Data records
** begin **
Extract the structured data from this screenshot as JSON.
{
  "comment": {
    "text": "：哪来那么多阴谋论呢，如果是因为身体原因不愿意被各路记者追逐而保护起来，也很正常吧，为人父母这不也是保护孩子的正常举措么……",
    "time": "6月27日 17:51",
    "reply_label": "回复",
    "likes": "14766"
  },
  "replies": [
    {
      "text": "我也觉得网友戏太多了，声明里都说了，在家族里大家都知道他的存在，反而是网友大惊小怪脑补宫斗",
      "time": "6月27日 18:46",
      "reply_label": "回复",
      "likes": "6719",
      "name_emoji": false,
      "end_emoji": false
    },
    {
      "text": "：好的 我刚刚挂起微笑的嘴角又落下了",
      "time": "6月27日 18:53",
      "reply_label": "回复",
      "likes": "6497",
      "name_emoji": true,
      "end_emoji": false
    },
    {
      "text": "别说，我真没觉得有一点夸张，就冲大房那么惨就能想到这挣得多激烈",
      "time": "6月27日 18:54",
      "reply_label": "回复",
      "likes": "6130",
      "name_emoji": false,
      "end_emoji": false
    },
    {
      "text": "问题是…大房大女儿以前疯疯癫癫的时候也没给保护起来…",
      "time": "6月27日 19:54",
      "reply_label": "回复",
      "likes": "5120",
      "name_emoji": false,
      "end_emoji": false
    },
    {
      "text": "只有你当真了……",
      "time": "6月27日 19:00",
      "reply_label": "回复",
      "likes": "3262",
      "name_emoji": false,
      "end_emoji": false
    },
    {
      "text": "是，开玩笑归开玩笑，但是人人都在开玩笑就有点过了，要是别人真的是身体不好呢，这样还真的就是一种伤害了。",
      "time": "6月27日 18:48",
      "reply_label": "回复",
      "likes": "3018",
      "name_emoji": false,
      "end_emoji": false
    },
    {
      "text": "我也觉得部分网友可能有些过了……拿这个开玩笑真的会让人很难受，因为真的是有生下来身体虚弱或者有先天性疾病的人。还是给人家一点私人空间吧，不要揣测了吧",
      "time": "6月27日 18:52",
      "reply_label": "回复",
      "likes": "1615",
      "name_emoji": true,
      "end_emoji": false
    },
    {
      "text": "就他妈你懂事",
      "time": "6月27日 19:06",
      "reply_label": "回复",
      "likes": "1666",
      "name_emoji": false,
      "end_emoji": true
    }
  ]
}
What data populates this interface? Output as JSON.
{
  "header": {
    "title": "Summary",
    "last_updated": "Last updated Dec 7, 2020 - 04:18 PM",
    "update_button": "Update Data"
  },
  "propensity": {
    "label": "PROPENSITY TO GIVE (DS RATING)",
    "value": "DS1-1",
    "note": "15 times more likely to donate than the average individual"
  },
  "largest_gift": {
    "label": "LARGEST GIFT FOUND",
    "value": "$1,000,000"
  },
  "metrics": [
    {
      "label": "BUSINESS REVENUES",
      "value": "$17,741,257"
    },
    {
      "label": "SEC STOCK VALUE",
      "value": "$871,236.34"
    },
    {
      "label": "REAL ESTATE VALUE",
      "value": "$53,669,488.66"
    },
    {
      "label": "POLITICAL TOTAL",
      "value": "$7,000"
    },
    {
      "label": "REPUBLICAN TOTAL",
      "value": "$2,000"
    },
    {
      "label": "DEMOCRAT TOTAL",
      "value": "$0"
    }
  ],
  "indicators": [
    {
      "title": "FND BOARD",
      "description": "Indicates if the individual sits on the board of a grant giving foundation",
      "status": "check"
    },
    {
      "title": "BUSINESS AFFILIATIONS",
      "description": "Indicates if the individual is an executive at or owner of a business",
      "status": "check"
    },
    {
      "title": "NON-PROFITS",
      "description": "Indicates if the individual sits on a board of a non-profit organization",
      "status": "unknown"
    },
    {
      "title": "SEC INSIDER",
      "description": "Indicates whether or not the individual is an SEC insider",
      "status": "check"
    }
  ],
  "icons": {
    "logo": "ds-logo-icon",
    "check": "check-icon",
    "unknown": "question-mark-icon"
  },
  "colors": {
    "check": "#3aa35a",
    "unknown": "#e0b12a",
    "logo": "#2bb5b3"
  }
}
** end **
Quote every line of the data, word for word.

## Reply
Extract the structured data from this screenshot as JSON.
{
  "comment": {
    "text": "：哪来那么多阴谋论呢，如果是因为身体原因不愿意被各路记者追逐而保护起来，也很正常吧，为人父母这不也是保护孩子的正常举措么……",
    "time": "6月27日 17:51",
    "reply_label": "回复",
    "likes": "14766"
  },
  "replies": [
    {
      "text": "我也觉得网友戏太多了，声明里都说了，在家族里大家都知道他的存在，反而是网友大惊小怪脑补宫斗",
      "time": "6月27日 18:46",
      "reply_label": "回复",
      "likes": "6719",
      "name_emoji": false,
      "end_emoji": false
    },
    {
      "text": "：好的 我刚刚挂起微笑的嘴角又落下了",
      "time": "6月27日 18:53",
      "reply_label": "回复",
      "likes": "6497",
      "name_emoji": true,
      "end_emoji": false
    },
    {
      "text": "别说，我真没觉得有一点夸张，就冲大房那么惨就能想到这挣得多激烈",
      "time": "6月27日 18:54",
      "reply_label": "回复",
      "likes": "6130",
      "name_emoji": false,
      "end_emoji": false
    },
    {
      "text": "问题是…大房大女儿以前疯疯癫癫的时候也没给保护起来…",
      "time": "6月27日 19:54",
      "reply_label": "回复",
      "likes": "5120",
      "name_emoji": false,
      "end_emoji": false
    },
    {
      "text": "只有你当真了……",
      "time": "6月27日 19:00",
      "reply_label": "回复",
      "likes": "3262",
      "name_emoji": false,
      "end_emoji": false
    },
    {
      "text": "是，开玩笑归开玩笑，但是人人都在开玩笑就有点过了，要是别人真的是身体不好呢，这样还真的就是一种伤害了。",
      "time": "6月27日 18:48",
      "reply_label": "回复",
      "likes": "3018",
      "name_emoji": false,
      "end_emoji": false
    },
    {
      "text": "我也觉得部分网友可能有些过了……拿这个开玩笑真的会让人很难受，因为真的是有生下来身体虚弱或者有先天性疾病的人。还是给人家一点私人空间吧，不要揣测了吧",
      "time": "6月27日 18:52",
      "reply_label": "回复",
      "likes": "1615",
      "name_emoji": true,
      "end_emoji": false
    },
    {
      "text": "就他妈你懂事",
      "time": "6月27日 19:06",
      "reply_label": "回复",
      "likes": "1666",
      "name_emoji": false,
      "end_emoji": true
    }
  ]
}
What data populates this interface? Output as JSON.
{
  "header": {
    "title": "Summary",
    "last_updated": "Last updated Dec 7, 2020 - 04:18 PM",
    "update_button": "Update Data"
  },
  "propensity": {
    "label": "PROPENSITY TO GIVE (DS RATING)",
    "value": "DS1-1",
    "note": "15 times more likely to donate than the average individual"
  },
  "largest_gift": {
    "label": "LARGEST GIFT FOUND",
    "value": "$1,000,000"
  },
  "metrics": [
    {
      "label": "BUSINESS REVENUES",
      "value": "$17,741,257"
    },
    {
      "label": "SEC STOCK VALUE",
      "value": "$871,236.34"
    },
    {
      "label": "REAL ESTATE VALUE",
      "value": "$53,669,488.66"
    },
    {
      "label": "POLITICAL TOTAL",
      "value": "$7,000"
    },
    {
      "label": "REPUBLICAN TOTAL",
      "value": "$2,000"
    },
    {
      "label": "DEMOCRAT TOTAL",
      "value": "$0"
    }
  ],
  "indicators": [
    {
      "title": "FND BOARD",
      "description": "Indicates if the individual sits on the board of a grant giving foundation",
      "status": "check"
    },
    {
      "title": "BUSINESS AFFILIATIONS",
      "description": "Indicates if the individual is an executive at or owner of a business",
      "status": "check"
    },
    {
      "title": "NON-PROFITS",
      "description": "Indicates if the individual sits on a board of a non-profit organization",
      "status": "unknown"
    },
    {
      "title": "SEC INSIDER",
      "description": "Indicates whether or not the individual is an SEC insider",
      "status": "check"
    }
  ],
  "icons": {
    "logo": "ds-logo-icon",
    "check": "check-icon",
    "unknown": "question-mark-icon"
  },
  "colors": {
    "check": "#3aa35a",
    "unknown": "#e0b12a",
    "logo": "#2bb5b3"
  }
}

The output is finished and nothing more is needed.